Your task: An exact transcription of all the data is required.

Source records
[Start of Attachment]

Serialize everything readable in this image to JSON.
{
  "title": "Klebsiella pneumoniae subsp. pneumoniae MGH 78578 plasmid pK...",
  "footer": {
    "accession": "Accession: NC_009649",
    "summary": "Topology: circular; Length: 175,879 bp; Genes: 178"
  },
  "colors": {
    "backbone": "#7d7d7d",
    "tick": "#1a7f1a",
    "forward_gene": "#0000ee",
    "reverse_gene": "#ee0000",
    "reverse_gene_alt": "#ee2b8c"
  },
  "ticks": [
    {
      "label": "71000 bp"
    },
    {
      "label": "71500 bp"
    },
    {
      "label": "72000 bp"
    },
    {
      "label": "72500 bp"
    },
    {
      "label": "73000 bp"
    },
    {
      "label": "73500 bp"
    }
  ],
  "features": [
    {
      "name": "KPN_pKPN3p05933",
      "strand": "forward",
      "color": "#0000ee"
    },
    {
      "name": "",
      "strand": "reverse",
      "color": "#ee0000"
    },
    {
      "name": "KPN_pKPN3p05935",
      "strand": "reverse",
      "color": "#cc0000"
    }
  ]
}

[End of Attachment]

Output for this exercise:
Serialize everything readable in this image to JSON.
{
  "title": "Klebsiella pneumoniae subsp. pneumoniae MGH 78578 plasmid pK...",
  "footer": {
    "accession": "Accession: NC_009649",
    "summary": "Topology: circular; Length: 175,879 bp; Genes: 178"
  },
  "colors": {
    "backbone": "#7d7d7d",
    "tick": "#1a7f1a",
    "forward_gene": "#0000ee",
    "reverse_gene": "#ee0000",
    "reverse_gene_alt": "#ee2b8c"
  },
  "ticks": [
    {
      "label": "71000 bp"
    },
    {
      "label": "71500 bp"
    },
    {
      "label": "72000 bp"
    },
    {
      "label": "72500 bp"
    },
    {
      "label": "73000 bp"
    },
    {
      "label": "73500 bp"
    }
  ],
  "features": [
    {
      "name": "KPN_pKPN3p05933",
      "strand": "forward",
      "color": "#0000ee"
    },
    {
      "name": "",
      "strand": "reverse",
      "color": "#ee0000"
    },
    {
      "name": "KPN_pKPN3p05935",
      "strand": "reverse",
      "color": "#cc0000"
    }
  ]
}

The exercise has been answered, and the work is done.